(Given task): Extract each line of the entries below that contains the string "part". Matching is case-sensitive.

----

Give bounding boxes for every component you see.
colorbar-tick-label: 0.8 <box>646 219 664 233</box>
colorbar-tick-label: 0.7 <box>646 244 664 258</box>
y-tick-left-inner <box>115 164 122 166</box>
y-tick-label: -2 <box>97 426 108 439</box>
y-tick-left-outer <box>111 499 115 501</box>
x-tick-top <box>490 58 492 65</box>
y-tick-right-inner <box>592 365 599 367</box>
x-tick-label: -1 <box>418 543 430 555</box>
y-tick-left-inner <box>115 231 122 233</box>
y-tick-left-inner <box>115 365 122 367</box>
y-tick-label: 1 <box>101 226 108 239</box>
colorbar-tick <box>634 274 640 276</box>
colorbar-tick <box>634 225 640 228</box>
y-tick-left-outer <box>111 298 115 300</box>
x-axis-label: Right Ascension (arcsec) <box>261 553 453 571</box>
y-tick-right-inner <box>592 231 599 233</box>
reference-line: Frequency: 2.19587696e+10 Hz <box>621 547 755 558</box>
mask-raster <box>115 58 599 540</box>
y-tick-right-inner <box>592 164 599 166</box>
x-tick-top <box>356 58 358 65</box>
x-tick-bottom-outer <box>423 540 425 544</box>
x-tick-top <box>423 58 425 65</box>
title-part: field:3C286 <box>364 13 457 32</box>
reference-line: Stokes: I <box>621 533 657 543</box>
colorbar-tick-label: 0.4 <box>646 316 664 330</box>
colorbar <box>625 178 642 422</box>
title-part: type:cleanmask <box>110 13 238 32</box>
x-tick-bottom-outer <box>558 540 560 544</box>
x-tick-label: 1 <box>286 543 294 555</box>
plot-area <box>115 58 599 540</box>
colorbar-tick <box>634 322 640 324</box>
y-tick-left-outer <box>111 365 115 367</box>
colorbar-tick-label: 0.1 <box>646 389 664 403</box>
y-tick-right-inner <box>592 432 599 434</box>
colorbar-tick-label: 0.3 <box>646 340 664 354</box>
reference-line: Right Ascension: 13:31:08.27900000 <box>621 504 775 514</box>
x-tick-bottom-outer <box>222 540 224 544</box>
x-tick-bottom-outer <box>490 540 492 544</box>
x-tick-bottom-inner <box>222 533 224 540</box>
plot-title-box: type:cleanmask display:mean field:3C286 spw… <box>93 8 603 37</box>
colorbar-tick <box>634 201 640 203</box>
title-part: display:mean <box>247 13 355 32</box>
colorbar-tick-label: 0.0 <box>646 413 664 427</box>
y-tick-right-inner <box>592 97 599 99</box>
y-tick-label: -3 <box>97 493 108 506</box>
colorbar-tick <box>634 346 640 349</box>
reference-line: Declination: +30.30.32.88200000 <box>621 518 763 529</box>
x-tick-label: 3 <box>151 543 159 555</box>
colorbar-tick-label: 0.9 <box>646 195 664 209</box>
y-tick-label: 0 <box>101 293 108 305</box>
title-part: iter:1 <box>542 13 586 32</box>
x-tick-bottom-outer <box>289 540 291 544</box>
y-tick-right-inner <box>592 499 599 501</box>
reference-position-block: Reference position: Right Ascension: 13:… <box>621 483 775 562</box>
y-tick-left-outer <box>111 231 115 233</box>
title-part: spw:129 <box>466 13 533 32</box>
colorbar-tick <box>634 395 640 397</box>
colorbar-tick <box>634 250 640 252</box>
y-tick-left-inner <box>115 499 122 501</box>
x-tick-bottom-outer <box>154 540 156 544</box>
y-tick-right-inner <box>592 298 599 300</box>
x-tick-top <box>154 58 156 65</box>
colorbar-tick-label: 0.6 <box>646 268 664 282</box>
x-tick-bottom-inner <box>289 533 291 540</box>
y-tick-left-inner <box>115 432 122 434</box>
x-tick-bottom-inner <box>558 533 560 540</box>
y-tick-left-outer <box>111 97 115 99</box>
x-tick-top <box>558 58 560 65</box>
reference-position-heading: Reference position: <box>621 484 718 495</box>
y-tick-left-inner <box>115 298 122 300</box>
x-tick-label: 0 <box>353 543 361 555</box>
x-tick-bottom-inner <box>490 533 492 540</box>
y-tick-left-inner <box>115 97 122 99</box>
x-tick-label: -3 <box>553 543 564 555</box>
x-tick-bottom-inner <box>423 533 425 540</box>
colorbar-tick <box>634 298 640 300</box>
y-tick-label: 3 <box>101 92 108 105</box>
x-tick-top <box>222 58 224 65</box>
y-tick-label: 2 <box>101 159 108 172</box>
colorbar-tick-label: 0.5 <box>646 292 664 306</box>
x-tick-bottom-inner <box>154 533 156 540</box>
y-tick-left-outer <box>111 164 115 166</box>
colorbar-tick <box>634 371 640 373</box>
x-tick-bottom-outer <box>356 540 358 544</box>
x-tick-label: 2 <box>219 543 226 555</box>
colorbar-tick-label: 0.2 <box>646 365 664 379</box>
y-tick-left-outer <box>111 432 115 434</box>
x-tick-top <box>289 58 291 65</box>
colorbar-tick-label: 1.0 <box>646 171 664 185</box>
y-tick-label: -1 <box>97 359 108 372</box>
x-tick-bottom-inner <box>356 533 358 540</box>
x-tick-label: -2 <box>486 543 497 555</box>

----

(Answer to the problem):
title-part: field:3C286 <box>364 13 457 32</box>
title-part: type:cleanmask <box>110 13 238 32</box>
title-part: display:mean <box>247 13 355 32</box>
title-part: iter:1 <box>542 13 586 32</box>
title-part: spw:129 <box>466 13 533 32</box>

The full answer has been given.